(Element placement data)
/---
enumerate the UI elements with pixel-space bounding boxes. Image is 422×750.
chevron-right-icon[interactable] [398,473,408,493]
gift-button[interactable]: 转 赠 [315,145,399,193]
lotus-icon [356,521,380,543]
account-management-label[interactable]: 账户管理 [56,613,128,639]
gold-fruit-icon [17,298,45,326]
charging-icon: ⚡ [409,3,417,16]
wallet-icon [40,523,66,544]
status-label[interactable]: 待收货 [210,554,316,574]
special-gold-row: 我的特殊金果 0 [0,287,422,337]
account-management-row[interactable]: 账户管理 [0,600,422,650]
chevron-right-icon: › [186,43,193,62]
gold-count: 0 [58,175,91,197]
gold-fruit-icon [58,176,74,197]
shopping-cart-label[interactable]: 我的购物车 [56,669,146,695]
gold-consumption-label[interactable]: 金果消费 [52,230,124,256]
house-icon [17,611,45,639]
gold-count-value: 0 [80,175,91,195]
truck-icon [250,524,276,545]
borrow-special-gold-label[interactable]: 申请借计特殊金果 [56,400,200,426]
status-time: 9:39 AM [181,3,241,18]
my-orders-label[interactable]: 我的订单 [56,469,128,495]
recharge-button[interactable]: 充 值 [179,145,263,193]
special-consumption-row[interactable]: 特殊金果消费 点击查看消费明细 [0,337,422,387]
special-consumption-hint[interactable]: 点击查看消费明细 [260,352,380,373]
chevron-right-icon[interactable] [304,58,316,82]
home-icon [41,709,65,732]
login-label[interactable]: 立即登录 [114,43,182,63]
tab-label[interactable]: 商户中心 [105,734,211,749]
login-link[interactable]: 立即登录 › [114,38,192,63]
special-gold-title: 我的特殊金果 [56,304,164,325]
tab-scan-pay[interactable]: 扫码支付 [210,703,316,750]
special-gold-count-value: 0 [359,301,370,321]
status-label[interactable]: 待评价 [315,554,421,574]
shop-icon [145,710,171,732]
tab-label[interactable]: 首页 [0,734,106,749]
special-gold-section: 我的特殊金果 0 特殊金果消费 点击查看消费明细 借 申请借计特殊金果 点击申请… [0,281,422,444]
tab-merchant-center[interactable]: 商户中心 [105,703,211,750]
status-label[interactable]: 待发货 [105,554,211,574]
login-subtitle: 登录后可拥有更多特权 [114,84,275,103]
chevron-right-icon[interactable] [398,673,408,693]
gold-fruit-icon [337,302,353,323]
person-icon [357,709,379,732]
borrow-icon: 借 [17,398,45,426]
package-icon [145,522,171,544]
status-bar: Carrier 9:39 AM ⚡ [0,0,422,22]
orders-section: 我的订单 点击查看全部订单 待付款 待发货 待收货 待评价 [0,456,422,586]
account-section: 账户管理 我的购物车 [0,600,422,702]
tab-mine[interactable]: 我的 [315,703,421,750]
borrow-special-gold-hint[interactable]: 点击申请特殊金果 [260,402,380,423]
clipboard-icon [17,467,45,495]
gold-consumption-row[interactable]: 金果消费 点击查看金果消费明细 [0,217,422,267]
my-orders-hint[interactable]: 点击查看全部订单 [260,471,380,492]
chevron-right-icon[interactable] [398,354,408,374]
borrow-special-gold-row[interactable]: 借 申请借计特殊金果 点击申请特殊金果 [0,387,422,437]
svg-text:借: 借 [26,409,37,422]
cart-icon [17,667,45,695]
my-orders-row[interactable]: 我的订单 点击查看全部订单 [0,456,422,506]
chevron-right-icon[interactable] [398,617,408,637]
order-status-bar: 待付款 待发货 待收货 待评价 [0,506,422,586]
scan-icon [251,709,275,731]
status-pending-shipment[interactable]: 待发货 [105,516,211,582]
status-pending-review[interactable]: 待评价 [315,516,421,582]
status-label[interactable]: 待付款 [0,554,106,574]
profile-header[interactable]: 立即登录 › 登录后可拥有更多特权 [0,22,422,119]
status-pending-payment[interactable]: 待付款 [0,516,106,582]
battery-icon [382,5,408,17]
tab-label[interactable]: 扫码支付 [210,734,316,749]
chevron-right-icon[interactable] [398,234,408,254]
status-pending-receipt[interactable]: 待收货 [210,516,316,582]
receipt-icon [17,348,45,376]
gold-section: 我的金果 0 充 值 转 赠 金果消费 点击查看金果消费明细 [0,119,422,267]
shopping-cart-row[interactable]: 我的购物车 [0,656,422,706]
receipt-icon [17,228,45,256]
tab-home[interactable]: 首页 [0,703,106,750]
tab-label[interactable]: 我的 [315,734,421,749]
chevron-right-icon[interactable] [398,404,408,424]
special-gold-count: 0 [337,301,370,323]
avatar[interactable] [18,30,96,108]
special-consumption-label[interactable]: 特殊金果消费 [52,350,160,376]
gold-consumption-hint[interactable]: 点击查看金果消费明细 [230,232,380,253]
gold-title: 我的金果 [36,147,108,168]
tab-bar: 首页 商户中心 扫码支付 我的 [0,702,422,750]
\---
* Directions
Rewrite the listing above with every "chevron-right-icon" replaced by "arrow-right-icon", keeping everything else the same.

* Task result
enumerate the UI elements with pixel-space bounding boxes. Image is 422×750.
arrow-right-icon[interactable] [398,473,408,493]
gift-button[interactable]: 转 赠 [315,145,399,193]
lotus-icon [356,521,380,543]
account-management-label[interactable]: 账户管理 [56,613,128,639]
gold-fruit-icon [17,298,45,326]
charging-icon: ⚡ [409,3,417,16]
wallet-icon [40,523,66,544]
status-label[interactable]: 待收货 [210,554,316,574]
special-gold-row: 我的特殊金果 0 [0,287,422,337]
account-management-row[interactable]: 账户管理 [0,600,422,650]
arrow-right-icon: › [186,43,193,62]
gold-count: 0 [58,175,91,197]
gold-fruit-icon [58,176,74,197]
shopping-cart-label[interactable]: 我的购物车 [56,669,146,695]
gold-consumption-label[interactable]: 金果消费 [52,230,124,256]
house-icon [17,611,45,639]
gold-count-value: 0 [80,175,91,195]
truck-icon [250,524,276,545]
borrow-special-gold-label[interactable]: 申请借计特殊金果 [56,400,200,426]
status-time: 9:39 AM [181,3,241,18]
my-orders-label[interactable]: 我的订单 [56,469,128,495]
recharge-button[interactable]: 充 值 [179,145,263,193]
special-consumption-row[interactable]: 特殊金果消费 点击查看消费明细 [0,337,422,387]
special-consumption-hint[interactable]: 点击查看消费明细 [260,352,380,373]
arrow-right-icon[interactable] [304,58,316,82]
home-icon [41,709,65,732]
login-label[interactable]: 立即登录 [114,43,182,63]
tab-label[interactable]: 商户中心 [105,734,211,749]
login-link[interactable]: 立即登录 › [114,38,192,63]
special-gold-title: 我的特殊金果 [56,304,164,325]
tab-scan-pay[interactable]: 扫码支付 [210,703,316,750]
special-gold-count-value: 0 [359,301,370,321]
status-label[interactable]: 待评价 [315,554,421,574]
shop-icon [145,710,171,732]
tab-label[interactable]: 首页 [0,734,106,749]
special-gold-section: 我的特殊金果 0 特殊金果消费 点击查看消费明细 借 申请借计特殊金果 点击申请… [0,281,422,444]
tab-merchant-center[interactable]: 商户中心 [105,703,211,750]
status-label[interactable]: 待发货 [105,554,211,574]
login-subtitle: 登录后可拥有更多特权 [114,84,275,103]
arrow-right-icon[interactable] [398,673,408,693]
gold-fruit-icon [337,302,353,323]
person-icon [357,709,379,732]
borrow-icon: 借 [17,398,45,426]
package-icon [145,522,171,544]
status-bar: Carrier 9:39 AM ⚡ [0,0,422,22]
orders-section: 我的订单 点击查看全部订单 待付款 待发货 待收货 待评价 [0,456,422,586]
account-section: 账户管理 我的购物车 [0,600,422,702]
tab-mine[interactable]: 我的 [315,703,421,750]
borrow-special-gold-hint[interactable]: 点击申请特殊金果 [260,402,380,423]
clipboard-icon [17,467,45,495]
gold-consumption-row[interactable]: 金果消费 点击查看金果消费明细 [0,217,422,267]
my-orders-hint[interactable]: 点击查看全部订单 [260,471,380,492]
arrow-right-icon[interactable] [398,354,408,374]
borrow-special-gold-row[interactable]: 借 申请借计特殊金果 点击申请特殊金果 [0,387,422,437]
svg-text:借: 借 [26,409,37,422]
cart-icon [17,667,45,695]
my-orders-row[interactable]: 我的订单 点击查看全部订单 [0,456,422,506]
arrow-right-icon[interactable] [398,617,408,637]
order-status-bar: 待付款 待发货 待收货 待评价 [0,506,422,586]
scan-icon [251,709,275,731]
status-pending-shipment[interactable]: 待发货 [105,516,211,582]
status-pending-review[interactable]: 待评价 [315,516,421,582]
status-label[interactable]: 待付款 [0,554,106,574]
profile-header[interactable]: 立即登录 › 登录后可拥有更多特权 [0,22,422,119]
status-pending-payment[interactable]: 待付款 [0,516,106,582]
battery-icon [382,5,408,17]
tab-label[interactable]: 扫码支付 [210,734,316,749]
arrow-right-icon[interactable] [398,234,408,254]
status-pending-receipt[interactable]: 待收货 [210,516,316,582]
receipt-icon [17,348,45,376]
gold-section: 我的金果 0 充 值 转 赠 金果消费 点击查看金果消费明细 [0,119,422,267]
shopping-cart-row[interactable]: 我的购物车 [0,656,422,706]
receipt-icon [17,228,45,256]
tab-home[interactable]: 首页 [0,703,106,750]
tab-label[interactable]: 我的 [315,734,421,749]
arrow-right-icon[interactable] [398,404,408,424]
special-gold-count: 0 [337,301,370,323]
avatar[interactable] [18,30,96,108]
special-consumption-label[interactable]: 特殊金果消费 [52,350,160,376]
gold-consumption-hint[interactable]: 点击查看金果消费明细 [230,232,380,253]
gold-title: 我的金果 [36,147,108,168]
tab-bar: 首页 商户中心 扫码支付 我的 [0,702,422,750]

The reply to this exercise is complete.